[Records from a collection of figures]
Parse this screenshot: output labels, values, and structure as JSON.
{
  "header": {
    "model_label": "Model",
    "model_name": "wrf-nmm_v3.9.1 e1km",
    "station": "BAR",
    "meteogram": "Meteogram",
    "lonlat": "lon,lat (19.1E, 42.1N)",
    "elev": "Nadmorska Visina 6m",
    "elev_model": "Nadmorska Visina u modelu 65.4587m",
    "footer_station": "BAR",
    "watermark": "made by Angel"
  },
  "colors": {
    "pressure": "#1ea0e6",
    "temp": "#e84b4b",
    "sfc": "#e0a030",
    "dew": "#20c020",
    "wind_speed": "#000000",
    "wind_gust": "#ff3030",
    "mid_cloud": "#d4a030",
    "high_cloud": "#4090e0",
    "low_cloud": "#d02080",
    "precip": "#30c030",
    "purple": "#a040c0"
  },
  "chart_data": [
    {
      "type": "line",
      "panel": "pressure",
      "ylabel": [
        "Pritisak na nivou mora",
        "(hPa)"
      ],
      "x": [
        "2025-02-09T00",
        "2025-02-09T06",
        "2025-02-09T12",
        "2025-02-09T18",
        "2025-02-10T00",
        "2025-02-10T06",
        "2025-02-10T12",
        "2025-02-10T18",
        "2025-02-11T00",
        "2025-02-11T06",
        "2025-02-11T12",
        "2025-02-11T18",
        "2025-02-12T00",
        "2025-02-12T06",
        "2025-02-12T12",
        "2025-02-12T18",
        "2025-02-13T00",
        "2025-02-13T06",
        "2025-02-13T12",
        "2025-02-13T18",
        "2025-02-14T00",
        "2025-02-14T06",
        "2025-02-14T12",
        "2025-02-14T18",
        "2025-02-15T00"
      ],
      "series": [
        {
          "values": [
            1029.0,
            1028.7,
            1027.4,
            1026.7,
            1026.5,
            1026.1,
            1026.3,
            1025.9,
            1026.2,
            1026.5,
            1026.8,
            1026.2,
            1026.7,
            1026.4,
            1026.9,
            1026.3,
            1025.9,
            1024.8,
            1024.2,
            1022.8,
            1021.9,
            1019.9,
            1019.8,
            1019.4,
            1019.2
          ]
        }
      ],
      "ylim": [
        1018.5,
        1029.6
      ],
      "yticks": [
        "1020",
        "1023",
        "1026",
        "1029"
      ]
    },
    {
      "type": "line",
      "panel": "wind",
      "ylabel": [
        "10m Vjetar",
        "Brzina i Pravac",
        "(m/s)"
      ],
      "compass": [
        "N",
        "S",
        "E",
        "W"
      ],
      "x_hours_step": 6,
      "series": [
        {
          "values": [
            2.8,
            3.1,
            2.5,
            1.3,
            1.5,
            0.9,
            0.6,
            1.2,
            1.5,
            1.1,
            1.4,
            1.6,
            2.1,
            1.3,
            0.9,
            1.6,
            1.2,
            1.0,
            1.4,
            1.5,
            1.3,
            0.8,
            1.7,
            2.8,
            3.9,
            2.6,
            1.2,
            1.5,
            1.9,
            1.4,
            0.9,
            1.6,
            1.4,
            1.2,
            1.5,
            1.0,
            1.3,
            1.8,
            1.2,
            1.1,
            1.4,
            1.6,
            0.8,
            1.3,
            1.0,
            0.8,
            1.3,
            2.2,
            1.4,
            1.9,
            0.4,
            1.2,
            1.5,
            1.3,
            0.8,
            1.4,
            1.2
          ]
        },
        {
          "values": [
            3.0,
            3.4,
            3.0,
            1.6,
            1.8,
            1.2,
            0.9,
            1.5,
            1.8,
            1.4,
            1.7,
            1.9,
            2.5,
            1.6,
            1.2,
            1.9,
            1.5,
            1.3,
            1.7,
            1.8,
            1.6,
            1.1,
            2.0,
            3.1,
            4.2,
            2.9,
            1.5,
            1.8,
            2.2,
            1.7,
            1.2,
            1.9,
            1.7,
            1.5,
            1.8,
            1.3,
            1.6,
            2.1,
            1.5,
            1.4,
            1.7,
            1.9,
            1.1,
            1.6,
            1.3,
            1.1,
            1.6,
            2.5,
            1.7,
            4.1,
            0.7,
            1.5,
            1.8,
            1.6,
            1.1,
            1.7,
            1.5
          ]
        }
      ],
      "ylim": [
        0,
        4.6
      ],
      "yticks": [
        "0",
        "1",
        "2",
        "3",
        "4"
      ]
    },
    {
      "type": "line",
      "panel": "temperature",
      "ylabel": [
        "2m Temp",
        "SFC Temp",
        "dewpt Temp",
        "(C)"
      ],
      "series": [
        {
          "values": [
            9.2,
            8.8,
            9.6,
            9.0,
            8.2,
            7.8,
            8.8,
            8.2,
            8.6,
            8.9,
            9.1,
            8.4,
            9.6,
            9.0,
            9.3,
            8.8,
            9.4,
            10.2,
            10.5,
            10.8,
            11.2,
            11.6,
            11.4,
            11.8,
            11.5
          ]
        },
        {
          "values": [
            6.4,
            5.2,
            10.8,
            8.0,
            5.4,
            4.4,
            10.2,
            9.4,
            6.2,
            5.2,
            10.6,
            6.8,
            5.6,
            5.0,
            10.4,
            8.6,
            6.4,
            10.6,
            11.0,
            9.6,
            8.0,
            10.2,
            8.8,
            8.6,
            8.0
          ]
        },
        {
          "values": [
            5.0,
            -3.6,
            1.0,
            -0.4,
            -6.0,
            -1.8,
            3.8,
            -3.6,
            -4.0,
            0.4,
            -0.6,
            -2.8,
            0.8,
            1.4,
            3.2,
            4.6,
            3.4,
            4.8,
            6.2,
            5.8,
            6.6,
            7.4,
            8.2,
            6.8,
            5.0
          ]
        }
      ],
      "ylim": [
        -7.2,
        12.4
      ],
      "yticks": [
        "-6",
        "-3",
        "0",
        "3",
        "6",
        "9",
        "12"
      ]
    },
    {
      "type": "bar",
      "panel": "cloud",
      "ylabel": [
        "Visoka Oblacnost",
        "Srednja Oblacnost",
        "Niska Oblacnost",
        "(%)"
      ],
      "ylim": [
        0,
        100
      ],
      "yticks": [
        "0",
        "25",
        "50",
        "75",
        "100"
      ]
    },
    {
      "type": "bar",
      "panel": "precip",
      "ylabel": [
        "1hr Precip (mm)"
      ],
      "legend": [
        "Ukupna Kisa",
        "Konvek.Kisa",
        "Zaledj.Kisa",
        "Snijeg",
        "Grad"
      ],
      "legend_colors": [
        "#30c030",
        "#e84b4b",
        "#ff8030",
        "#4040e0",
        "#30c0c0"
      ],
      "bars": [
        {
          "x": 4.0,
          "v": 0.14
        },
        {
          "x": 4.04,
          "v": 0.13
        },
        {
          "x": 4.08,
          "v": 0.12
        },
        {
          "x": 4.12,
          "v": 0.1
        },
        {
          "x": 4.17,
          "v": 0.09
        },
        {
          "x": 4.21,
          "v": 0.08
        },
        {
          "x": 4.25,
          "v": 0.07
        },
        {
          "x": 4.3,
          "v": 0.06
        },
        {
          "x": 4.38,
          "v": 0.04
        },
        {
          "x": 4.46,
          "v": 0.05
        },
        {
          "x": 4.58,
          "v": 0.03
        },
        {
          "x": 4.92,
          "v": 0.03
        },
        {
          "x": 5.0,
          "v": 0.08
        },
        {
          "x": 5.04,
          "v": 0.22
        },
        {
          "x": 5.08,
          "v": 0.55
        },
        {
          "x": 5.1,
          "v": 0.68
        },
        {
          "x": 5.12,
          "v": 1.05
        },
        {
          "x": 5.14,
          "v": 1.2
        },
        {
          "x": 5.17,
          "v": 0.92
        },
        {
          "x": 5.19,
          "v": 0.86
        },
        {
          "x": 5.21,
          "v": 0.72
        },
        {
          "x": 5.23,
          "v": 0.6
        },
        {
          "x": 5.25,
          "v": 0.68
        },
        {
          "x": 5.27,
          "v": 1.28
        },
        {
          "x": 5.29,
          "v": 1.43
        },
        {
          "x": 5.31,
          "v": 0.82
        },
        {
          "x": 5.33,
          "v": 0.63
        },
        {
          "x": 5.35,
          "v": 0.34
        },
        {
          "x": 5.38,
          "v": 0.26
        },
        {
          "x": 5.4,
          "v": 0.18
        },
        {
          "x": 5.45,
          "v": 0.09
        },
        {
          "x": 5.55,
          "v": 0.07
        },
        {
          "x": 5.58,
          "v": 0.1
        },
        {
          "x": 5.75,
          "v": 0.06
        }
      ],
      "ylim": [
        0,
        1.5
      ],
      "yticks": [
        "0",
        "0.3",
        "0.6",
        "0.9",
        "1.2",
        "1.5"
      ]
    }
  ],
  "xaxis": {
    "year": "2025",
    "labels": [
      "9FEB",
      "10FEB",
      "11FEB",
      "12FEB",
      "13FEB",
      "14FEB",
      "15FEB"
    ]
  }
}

Challenge
From the entries above, return each line with the word "panel" in it.

Answer to this exercise
      "panel": "pressure",
      "panel": "wind",
      "panel": "temperature",
      "panel": "cloud",
      "panel": "precip",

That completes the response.